[BEGIN DATA FOR THE TASK]
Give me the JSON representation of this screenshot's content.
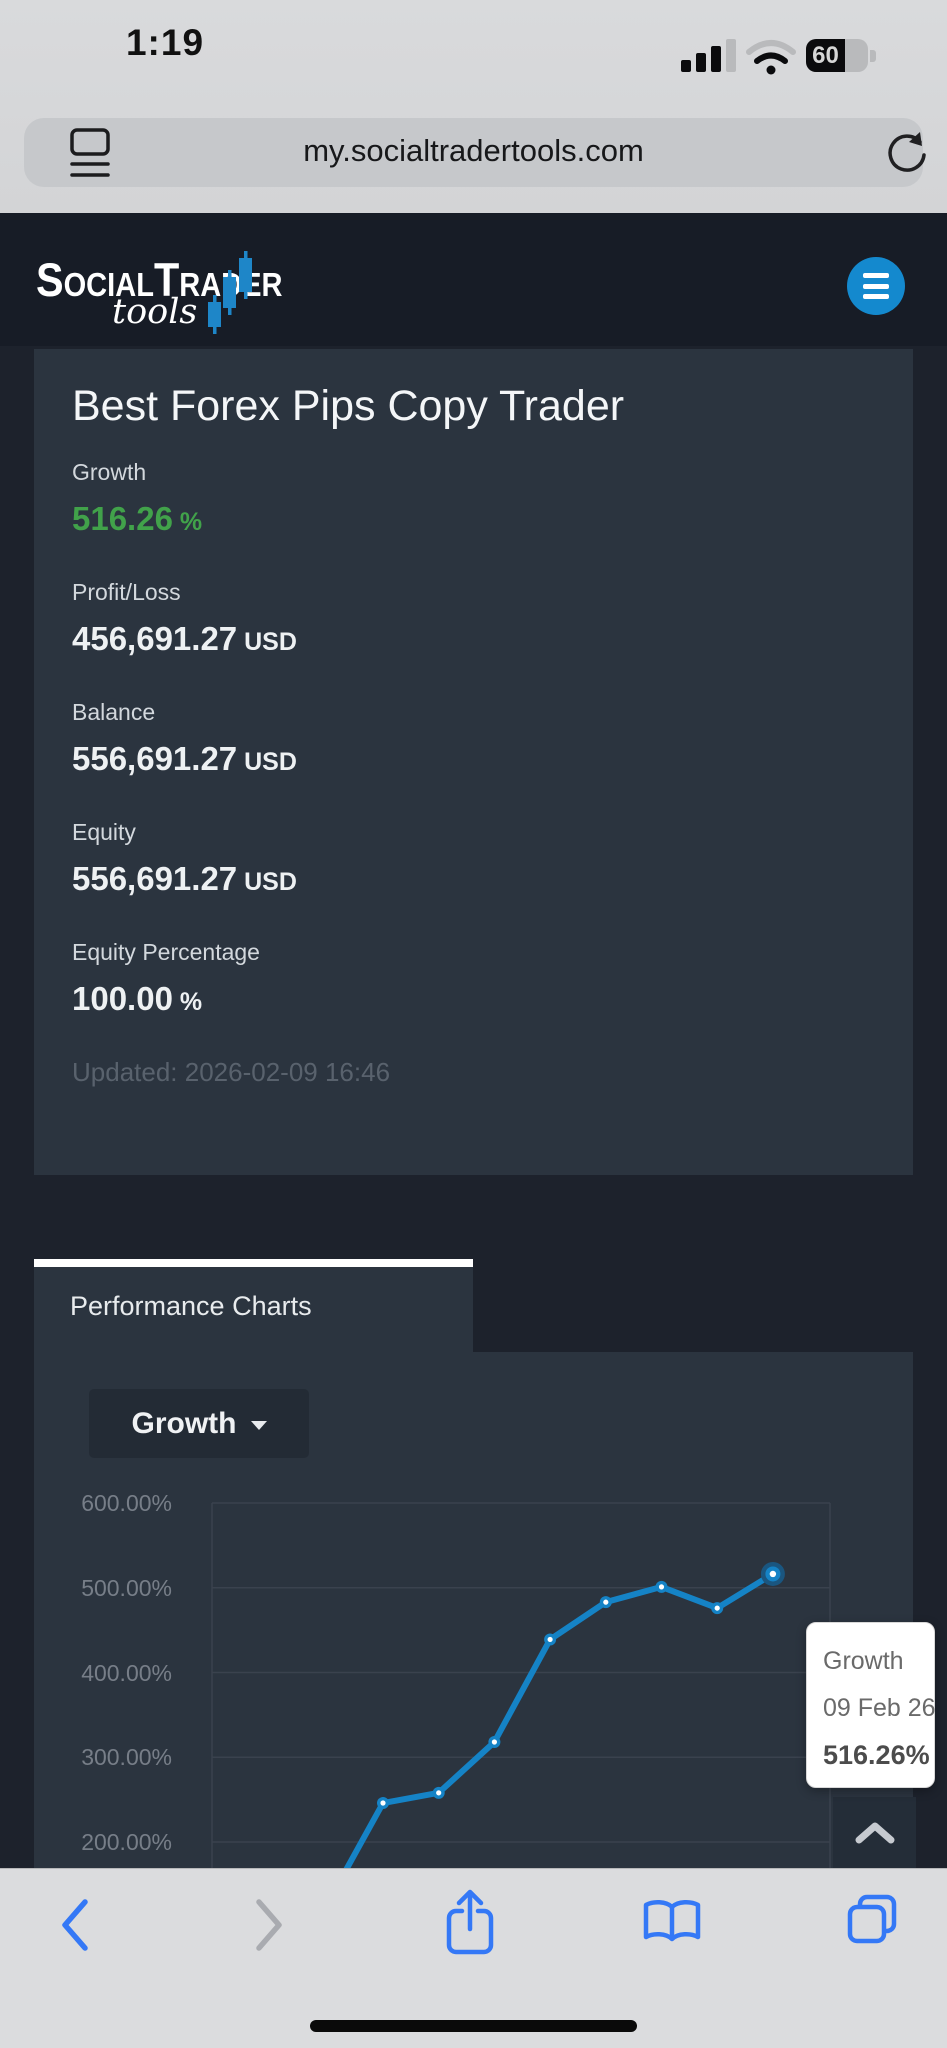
{
  "status_bar": {
    "time": "1:19",
    "battery_level": "60"
  },
  "browser": {
    "url": "my.socialtradertools.com"
  },
  "header": {
    "logo_primary_big1": "S",
    "logo_primary_rest1": "OCIAL",
    "logo_primary_big2": "T",
    "logo_primary_rest2": "RADER",
    "logo_secondary": "tools"
  },
  "account": {
    "title": "Best Forex Pips Copy Trader",
    "stats": [
      {
        "label": "Growth",
        "value": "516.26",
        "suffix": "%",
        "color": "green"
      },
      {
        "label": "Profit/Loss",
        "value": "456,691.27",
        "suffix": "USD"
      },
      {
        "label": "Balance",
        "value": "556,691.27",
        "suffix": "USD"
      },
      {
        "label": "Equity",
        "value": "556,691.27",
        "suffix": "USD"
      },
      {
        "label": "Equity Percentage",
        "value": "100.00",
        "suffix": "%"
      }
    ],
    "updated": "Updated: 2026-02-09 16:46"
  },
  "charts_section": {
    "tab_label": "Performance Charts",
    "metric_selector": "Growth"
  },
  "chart_data": {
    "type": "line",
    "title": "Growth",
    "y_tick_labels": [
      "600.00%",
      "500.00%",
      "400.00%",
      "300.00%",
      "200.00%"
    ],
    "y_gridline_values": [
      600,
      500,
      400,
      300,
      200
    ],
    "visible_ylim": [
      200,
      600
    ],
    "grid": true,
    "legend_position": "none",
    "series": [
      {
        "name": "Growth",
        "values": [
          127,
          246,
          258,
          318,
          439,
          483,
          501,
          476,
          516.26
        ]
      }
    ],
    "last_point": {
      "date": "09 Feb 26",
      "value": "516.26%"
    }
  },
  "tooltip": {
    "title": "Growth",
    "date": "09 Feb 26",
    "value": "516.26%"
  },
  "colors": {
    "accent_blue": "#1583c6",
    "point_halo_blue": "#1a5680",
    "growth_green": "#41a24a",
    "panel_bg": "#2b343f",
    "page_bg": "#1d222c",
    "header_bg": "#171c26",
    "grid_line": "#3a424e",
    "axis_label": "#777e88",
    "ios_blue": "#3478f6",
    "ios_disabled": "#a9abb0",
    "logo_candle_blue": "#1e86c8",
    "menu_button_blue": "#1489ce"
  }
}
[END DATA FOR THE TASK]
» TASK DIRECTIONS:
Write the material out again exactly as it appears, dropping the pictures.

» FINISHED TASK:
Give me the JSON representation of this screenshot's content.
{
  "status_bar": {
    "time": "1:19",
    "battery_level": "60"
  },
  "browser": {
    "url": "my.socialtradertools.com"
  },
  "header": {
    "logo_primary_big1": "S",
    "logo_primary_rest1": "OCIAL",
    "logo_primary_big2": "T",
    "logo_primary_rest2": "RADER",
    "logo_secondary": "tools"
  },
  "account": {
    "title": "Best Forex Pips Copy Trader",
    "stats": [
      {
        "label": "Growth",
        "value": "516.26",
        "suffix": "%",
        "color": "green"
      },
      {
        "label": "Profit/Loss",
        "value": "456,691.27",
        "suffix": "USD"
      },
      {
        "label": "Balance",
        "value": "556,691.27",
        "suffix": "USD"
      },
      {
        "label": "Equity",
        "value": "556,691.27",
        "suffix": "USD"
      },
      {
        "label": "Equity Percentage",
        "value": "100.00",
        "suffix": "%"
      }
    ],
    "updated": "Updated: 2026-02-09 16:46"
  },
  "charts_section": {
    "tab_label": "Performance Charts",
    "metric_selector": "Growth"
  },
  "chart_data": {
    "type": "line",
    "title": "Growth",
    "y_tick_labels": [
      "600.00%",
      "500.00%",
      "400.00%",
      "300.00%",
      "200.00%"
    ],
    "y_gridline_values": [
      600,
      500,
      400,
      300,
      200
    ],
    "visible_ylim": [
      200,
      600
    ],
    "grid": true,
    "legend_position": "none",
    "series": [
      {
        "name": "Growth",
        "values": [
          127,
          246,
          258,
          318,
          439,
          483,
          501,
          476,
          516.26
        ]
      }
    ],
    "last_point": {
      "date": "09 Feb 26",
      "value": "516.26%"
    }
  },
  "tooltip": {
    "title": "Growth",
    "date": "09 Feb 26",
    "value": "516.26%"
  },
  "colors": {
    "accent_blue": "#1583c6",
    "point_halo_blue": "#1a5680",
    "growth_green": "#41a24a",
    "panel_bg": "#2b343f",
    "page_bg": "#1d222c",
    "header_bg": "#171c26",
    "grid_line": "#3a424e",
    "axis_label": "#777e88",
    "ios_blue": "#3478f6",
    "ios_disabled": "#a9abb0",
    "logo_candle_blue": "#1e86c8",
    "menu_button_blue": "#1489ce"
  }
}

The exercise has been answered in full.